*Exercise*
Using the listing below, extract each line that has the word "https" in it.

*Records excerpted from a collection*
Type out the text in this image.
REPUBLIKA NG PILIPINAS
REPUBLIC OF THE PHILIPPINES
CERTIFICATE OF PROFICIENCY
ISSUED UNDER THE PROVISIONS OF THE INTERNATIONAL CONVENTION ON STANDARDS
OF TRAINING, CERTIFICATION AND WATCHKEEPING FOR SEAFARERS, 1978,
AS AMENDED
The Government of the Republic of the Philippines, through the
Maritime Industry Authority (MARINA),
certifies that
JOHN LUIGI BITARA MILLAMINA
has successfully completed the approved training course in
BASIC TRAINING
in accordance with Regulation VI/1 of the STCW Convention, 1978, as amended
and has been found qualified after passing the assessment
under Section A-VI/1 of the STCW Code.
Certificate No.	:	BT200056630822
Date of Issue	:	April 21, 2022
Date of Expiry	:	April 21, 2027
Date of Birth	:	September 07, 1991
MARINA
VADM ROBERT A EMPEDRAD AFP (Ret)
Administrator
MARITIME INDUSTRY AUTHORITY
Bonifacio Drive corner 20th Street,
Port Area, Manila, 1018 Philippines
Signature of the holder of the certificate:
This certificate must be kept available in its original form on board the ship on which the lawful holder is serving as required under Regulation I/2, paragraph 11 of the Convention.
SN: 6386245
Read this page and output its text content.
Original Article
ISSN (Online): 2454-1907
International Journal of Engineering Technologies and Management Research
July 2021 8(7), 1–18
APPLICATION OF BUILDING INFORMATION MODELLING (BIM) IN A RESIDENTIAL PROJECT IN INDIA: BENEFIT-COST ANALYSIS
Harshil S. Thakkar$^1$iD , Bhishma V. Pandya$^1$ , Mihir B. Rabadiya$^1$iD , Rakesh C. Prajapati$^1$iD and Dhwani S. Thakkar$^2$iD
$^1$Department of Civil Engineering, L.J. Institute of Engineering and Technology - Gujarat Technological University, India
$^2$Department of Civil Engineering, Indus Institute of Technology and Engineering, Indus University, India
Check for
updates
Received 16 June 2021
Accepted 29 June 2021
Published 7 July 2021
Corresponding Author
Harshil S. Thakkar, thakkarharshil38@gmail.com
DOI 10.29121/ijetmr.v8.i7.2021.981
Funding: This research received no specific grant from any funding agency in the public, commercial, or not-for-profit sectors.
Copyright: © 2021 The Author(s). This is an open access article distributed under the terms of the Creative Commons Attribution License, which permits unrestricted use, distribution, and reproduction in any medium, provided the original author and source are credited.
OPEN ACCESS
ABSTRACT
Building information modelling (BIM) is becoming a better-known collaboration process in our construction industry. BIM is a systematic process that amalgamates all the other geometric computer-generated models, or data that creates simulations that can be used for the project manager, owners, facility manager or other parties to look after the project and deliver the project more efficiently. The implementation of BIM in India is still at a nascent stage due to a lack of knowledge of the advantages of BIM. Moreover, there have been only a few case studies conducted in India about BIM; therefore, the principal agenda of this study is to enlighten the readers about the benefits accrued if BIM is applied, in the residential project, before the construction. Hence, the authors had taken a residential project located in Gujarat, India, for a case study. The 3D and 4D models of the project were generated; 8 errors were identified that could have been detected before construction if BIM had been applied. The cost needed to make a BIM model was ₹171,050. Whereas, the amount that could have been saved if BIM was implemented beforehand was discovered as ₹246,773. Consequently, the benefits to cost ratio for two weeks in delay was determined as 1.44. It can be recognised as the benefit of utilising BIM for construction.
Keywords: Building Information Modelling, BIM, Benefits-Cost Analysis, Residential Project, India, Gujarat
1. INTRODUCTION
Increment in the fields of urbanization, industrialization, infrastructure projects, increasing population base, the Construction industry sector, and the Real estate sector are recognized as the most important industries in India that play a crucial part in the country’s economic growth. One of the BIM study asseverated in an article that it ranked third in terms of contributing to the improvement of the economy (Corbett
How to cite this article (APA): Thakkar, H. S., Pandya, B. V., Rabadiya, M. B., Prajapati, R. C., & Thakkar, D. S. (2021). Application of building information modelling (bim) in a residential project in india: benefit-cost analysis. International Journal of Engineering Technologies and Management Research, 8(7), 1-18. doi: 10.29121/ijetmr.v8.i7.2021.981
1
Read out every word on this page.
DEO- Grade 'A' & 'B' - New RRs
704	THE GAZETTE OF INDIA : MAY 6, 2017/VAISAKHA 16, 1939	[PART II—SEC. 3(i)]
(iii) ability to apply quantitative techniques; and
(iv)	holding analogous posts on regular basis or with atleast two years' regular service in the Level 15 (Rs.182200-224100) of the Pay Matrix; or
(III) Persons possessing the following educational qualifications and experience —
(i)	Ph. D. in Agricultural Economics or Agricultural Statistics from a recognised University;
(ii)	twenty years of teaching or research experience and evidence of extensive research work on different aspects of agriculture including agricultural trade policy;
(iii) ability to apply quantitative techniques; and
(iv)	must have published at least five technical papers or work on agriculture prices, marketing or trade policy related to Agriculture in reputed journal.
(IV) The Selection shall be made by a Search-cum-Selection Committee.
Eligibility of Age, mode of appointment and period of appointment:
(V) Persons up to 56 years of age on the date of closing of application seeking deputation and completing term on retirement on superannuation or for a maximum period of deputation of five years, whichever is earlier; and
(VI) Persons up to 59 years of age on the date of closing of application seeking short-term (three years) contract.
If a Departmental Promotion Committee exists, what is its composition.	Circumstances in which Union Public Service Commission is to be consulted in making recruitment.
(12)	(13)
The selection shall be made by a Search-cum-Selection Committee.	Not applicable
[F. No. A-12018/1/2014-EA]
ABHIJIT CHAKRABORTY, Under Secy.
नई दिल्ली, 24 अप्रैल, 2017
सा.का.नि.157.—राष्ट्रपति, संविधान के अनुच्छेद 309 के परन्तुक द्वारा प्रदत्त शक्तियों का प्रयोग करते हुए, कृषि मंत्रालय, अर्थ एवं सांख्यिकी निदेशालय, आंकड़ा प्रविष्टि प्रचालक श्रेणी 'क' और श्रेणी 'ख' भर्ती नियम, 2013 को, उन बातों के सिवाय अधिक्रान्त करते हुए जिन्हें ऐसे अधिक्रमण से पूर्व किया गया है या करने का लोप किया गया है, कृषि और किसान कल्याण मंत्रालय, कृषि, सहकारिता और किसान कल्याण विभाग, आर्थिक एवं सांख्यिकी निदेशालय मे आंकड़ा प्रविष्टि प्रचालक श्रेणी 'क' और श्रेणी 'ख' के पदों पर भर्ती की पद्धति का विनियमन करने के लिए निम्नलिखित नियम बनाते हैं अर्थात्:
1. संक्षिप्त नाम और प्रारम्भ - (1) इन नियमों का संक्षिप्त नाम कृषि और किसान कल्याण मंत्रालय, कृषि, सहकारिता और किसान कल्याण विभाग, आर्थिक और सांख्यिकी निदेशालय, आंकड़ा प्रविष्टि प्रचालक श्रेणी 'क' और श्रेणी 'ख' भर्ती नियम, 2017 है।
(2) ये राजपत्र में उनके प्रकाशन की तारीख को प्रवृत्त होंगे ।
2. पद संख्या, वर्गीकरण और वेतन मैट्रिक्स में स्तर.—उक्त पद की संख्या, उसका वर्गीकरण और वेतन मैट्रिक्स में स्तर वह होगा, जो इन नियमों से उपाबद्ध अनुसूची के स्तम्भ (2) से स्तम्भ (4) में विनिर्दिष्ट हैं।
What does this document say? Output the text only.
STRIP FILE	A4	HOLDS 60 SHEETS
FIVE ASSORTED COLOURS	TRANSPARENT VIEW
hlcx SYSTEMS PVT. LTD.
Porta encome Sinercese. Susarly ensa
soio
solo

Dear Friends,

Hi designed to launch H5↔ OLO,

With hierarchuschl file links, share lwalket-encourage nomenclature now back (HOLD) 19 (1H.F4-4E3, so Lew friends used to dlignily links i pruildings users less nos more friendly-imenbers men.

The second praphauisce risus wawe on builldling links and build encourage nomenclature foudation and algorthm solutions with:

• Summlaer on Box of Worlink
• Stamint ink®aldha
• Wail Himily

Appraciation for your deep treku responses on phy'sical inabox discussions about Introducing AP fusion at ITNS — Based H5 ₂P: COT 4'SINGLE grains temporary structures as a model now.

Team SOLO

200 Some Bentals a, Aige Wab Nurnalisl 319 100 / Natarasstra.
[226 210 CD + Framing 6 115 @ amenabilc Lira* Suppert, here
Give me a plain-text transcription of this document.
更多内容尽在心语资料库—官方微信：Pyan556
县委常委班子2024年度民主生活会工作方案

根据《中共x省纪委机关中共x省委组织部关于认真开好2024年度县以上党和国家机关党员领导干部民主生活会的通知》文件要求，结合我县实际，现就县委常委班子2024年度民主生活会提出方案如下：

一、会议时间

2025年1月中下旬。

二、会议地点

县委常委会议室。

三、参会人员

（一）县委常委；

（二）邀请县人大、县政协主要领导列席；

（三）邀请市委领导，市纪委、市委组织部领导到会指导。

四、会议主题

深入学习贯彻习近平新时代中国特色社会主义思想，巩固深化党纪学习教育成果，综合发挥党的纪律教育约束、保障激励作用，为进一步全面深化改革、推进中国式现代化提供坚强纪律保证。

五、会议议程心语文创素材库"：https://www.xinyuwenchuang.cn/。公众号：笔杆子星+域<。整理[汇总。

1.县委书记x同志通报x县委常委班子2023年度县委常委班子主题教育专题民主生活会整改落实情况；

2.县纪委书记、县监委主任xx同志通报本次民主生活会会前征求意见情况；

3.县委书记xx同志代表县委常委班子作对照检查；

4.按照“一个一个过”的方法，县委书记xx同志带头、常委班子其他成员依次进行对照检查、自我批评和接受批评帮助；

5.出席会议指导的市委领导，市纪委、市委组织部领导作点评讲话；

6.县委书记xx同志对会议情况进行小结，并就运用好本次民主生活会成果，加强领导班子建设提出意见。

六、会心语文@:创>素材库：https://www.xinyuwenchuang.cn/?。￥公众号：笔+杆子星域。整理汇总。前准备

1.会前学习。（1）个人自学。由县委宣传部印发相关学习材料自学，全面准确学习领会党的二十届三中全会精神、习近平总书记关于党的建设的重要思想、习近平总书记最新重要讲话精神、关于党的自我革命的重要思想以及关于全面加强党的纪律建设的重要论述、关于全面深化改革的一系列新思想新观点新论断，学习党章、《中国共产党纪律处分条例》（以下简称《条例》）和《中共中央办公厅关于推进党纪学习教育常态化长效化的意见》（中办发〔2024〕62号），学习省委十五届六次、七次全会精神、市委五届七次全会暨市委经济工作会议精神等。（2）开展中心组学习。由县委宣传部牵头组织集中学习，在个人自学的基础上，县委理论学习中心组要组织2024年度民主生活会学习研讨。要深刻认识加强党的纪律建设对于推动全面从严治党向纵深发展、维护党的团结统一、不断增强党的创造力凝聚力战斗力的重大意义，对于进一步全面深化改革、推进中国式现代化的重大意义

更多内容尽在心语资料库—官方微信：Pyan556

*Full output*
五、会议议程心语文创素材库"：https://www.xinyuwenchuang.cn/。公众号：笔杆子星+域<。整理[汇总。
六、会心语文@:创>素材库：https://www.xinyuwenchuang.cn/?。￥公众号：笔+杆子星域。整理汇总。前准备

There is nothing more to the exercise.